## START DATA SECTION

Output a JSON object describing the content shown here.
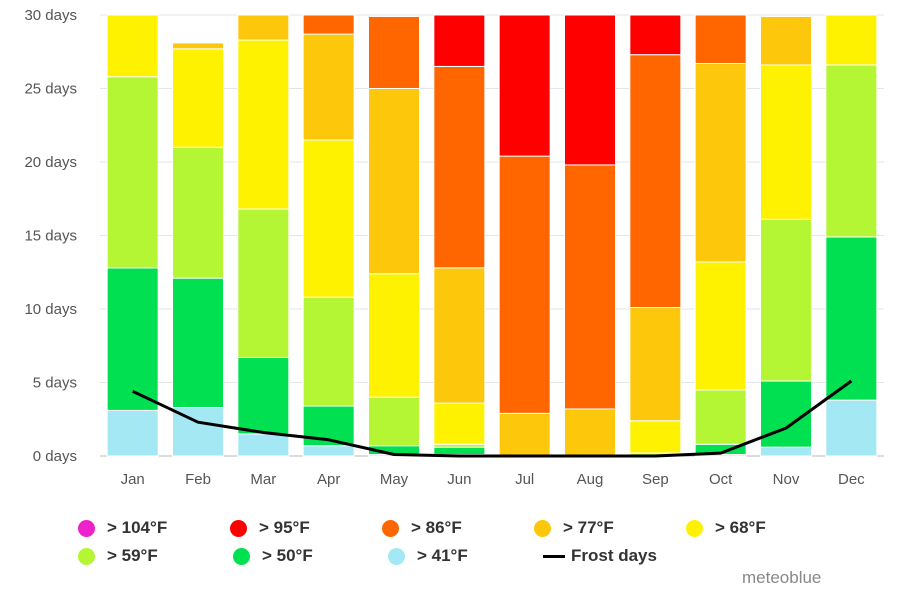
{
  "chart_data": {
    "type": "bar",
    "stacked": true,
    "categories": [
      "Jan",
      "Feb",
      "Mar",
      "Apr",
      "May",
      "Jun",
      "Jul",
      "Aug",
      "Sep",
      "Oct",
      "Nov",
      "Dec"
    ],
    "y_tick_labels": [
      "0 days",
      "5 days",
      "10 days",
      "15 days",
      "20 days",
      "25 days",
      "30 days"
    ],
    "ylim": [
      0,
      30
    ],
    "grid": true,
    "legend_position": "bottom",
    "series": [
      {
        "name": "> 41°F",
        "color": "#a3e8f3",
        "values": [
          3.1,
          3.3,
          1.5,
          0.7,
          0.1,
          0.1,
          0,
          0,
          0,
          0.1,
          0.6,
          3.8
        ]
      },
      {
        "name": "> 50°F",
        "color": "#00e050",
        "values": [
          9.7,
          8.8,
          5.2,
          2.7,
          0.6,
          0.5,
          0,
          0,
          0,
          0.7,
          4.5,
          11.1
        ]
      },
      {
        "name": "> 59°F",
        "color": "#b4f534",
        "values": [
          13.0,
          8.9,
          10.1,
          7.4,
          3.3,
          0.2,
          0,
          0,
          0.2,
          3.7,
          11.0,
          11.7
        ]
      },
      {
        "name": "> 68°F",
        "color": "#fff200",
        "values": [
          4.2,
          6.7,
          11.5,
          10.7,
          8.4,
          2.8,
          0,
          0,
          2.2,
          8.7,
          10.5,
          3.4
        ]
      },
      {
        "name": "> 77°F",
        "color": "#fdc70c",
        "values": [
          0,
          0.4,
          1.7,
          7.2,
          12.6,
          9.2,
          2.9,
          3.2,
          7.7,
          13.5,
          3.3,
          0
        ]
      },
      {
        "name": "> 86°F",
        "color": "#ff6600",
        "values": [
          0,
          0,
          0,
          1.3,
          4.9,
          13.7,
          17.5,
          16.6,
          17.2,
          3.3,
          0,
          0
        ]
      },
      {
        "name": "> 95°F",
        "color": "#ff0000",
        "values": [
          0,
          0,
          0,
          0,
          0,
          3.5,
          9.6,
          10.2,
          2.8,
          0,
          0,
          0
        ]
      },
      {
        "name": "> 104°F",
        "color": "#ee22cc",
        "values": [
          0,
          0,
          0,
          0,
          0,
          0,
          0,
          0,
          0,
          0,
          0,
          0
        ]
      }
    ],
    "line_series": {
      "name": "Frost days",
      "color": "#000000",
      "values": [
        4.4,
        2.3,
        1.6,
        1.1,
        0.1,
        0,
        0,
        0,
        0,
        0.2,
        1.9,
        5.1
      ]
    }
  },
  "legend": {
    "items": [
      {
        "label": "> 104°F",
        "color": "#ee22cc",
        "kind": "dot"
      },
      {
        "label": "> 95°F",
        "color": "#ff0000",
        "kind": "dot"
      },
      {
        "label": "> 86°F",
        "color": "#ff6600",
        "kind": "dot"
      },
      {
        "label": "> 77°F",
        "color": "#fdc70c",
        "kind": "dot"
      },
      {
        "label": "> 68°F",
        "color": "#fff200",
        "kind": "dot"
      },
      {
        "label": "> 59°F",
        "color": "#b4f534",
        "kind": "dot"
      },
      {
        "label": "> 50°F",
        "color": "#00e050",
        "kind": "dot"
      },
      {
        "label": "> 41°F",
        "color": "#a3e8f3",
        "kind": "dot"
      },
      {
        "label": "Frost days",
        "color": "#000000",
        "kind": "line"
      }
    ]
  },
  "credit": "meteoblue"
}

## END DATA SECTION

WHAT TO WORK ON:
Extract the full listing exactly, with the pictures left out.

WRITTEN RESPONSE:
Output a JSON object describing the content shown here.
{
  "chart_data": {
    "type": "bar",
    "stacked": true,
    "categories": [
      "Jan",
      "Feb",
      "Mar",
      "Apr",
      "May",
      "Jun",
      "Jul",
      "Aug",
      "Sep",
      "Oct",
      "Nov",
      "Dec"
    ],
    "y_tick_labels": [
      "0 days",
      "5 days",
      "10 days",
      "15 days",
      "20 days",
      "25 days",
      "30 days"
    ],
    "ylim": [
      0,
      30
    ],
    "grid": true,
    "legend_position": "bottom",
    "series": [
      {
        "name": "> 41°F",
        "color": "#a3e8f3",
        "values": [
          3.1,
          3.3,
          1.5,
          0.7,
          0.1,
          0.1,
          0,
          0,
          0,
          0.1,
          0.6,
          3.8
        ]
      },
      {
        "name": "> 50°F",
        "color": "#00e050",
        "values": [
          9.7,
          8.8,
          5.2,
          2.7,
          0.6,
          0.5,
          0,
          0,
          0,
          0.7,
          4.5,
          11.1
        ]
      },
      {
        "name": "> 59°F",
        "color": "#b4f534",
        "values": [
          13.0,
          8.9,
          10.1,
          7.4,
          3.3,
          0.2,
          0,
          0,
          0.2,
          3.7,
          11.0,
          11.7
        ]
      },
      {
        "name": "> 68°F",
        "color": "#fff200",
        "values": [
          4.2,
          6.7,
          11.5,
          10.7,
          8.4,
          2.8,
          0,
          0,
          2.2,
          8.7,
          10.5,
          3.4
        ]
      },
      {
        "name": "> 77°F",
        "color": "#fdc70c",
        "values": [
          0,
          0.4,
          1.7,
          7.2,
          12.6,
          9.2,
          2.9,
          3.2,
          7.7,
          13.5,
          3.3,
          0
        ]
      },
      {
        "name": "> 86°F",
        "color": "#ff6600",
        "values": [
          0,
          0,
          0,
          1.3,
          4.9,
          13.7,
          17.5,
          16.6,
          17.2,
          3.3,
          0,
          0
        ]
      },
      {
        "name": "> 95°F",
        "color": "#ff0000",
        "values": [
          0,
          0,
          0,
          0,
          0,
          3.5,
          9.6,
          10.2,
          2.8,
          0,
          0,
          0
        ]
      },
      {
        "name": "> 104°F",
        "color": "#ee22cc",
        "values": [
          0,
          0,
          0,
          0,
          0,
          0,
          0,
          0,
          0,
          0,
          0,
          0
        ]
      }
    ],
    "line_series": {
      "name": "Frost days",
      "color": "#000000",
      "values": [
        4.4,
        2.3,
        1.6,
        1.1,
        0.1,
        0,
        0,
        0,
        0,
        0.2,
        1.9,
        5.1
      ]
    }
  },
  "legend": {
    "items": [
      {
        "label": "> 104°F",
        "color": "#ee22cc",
        "kind": "dot"
      },
      {
        "label": "> 95°F",
        "color": "#ff0000",
        "kind": "dot"
      },
      {
        "label": "> 86°F",
        "color": "#ff6600",
        "kind": "dot"
      },
      {
        "label": "> 77°F",
        "color": "#fdc70c",
        "kind": "dot"
      },
      {
        "label": "> 68°F",
        "color": "#fff200",
        "kind": "dot"
      },
      {
        "label": "> 59°F",
        "color": "#b4f534",
        "kind": "dot"
      },
      {
        "label": "> 50°F",
        "color": "#00e050",
        "kind": "dot"
      },
      {
        "label": "> 41°F",
        "color": "#a3e8f3",
        "kind": "dot"
      },
      {
        "label": "Frost days",
        "color": "#000000",
        "kind": "line"
      }
    ]
  },
  "credit": "meteoblue"
}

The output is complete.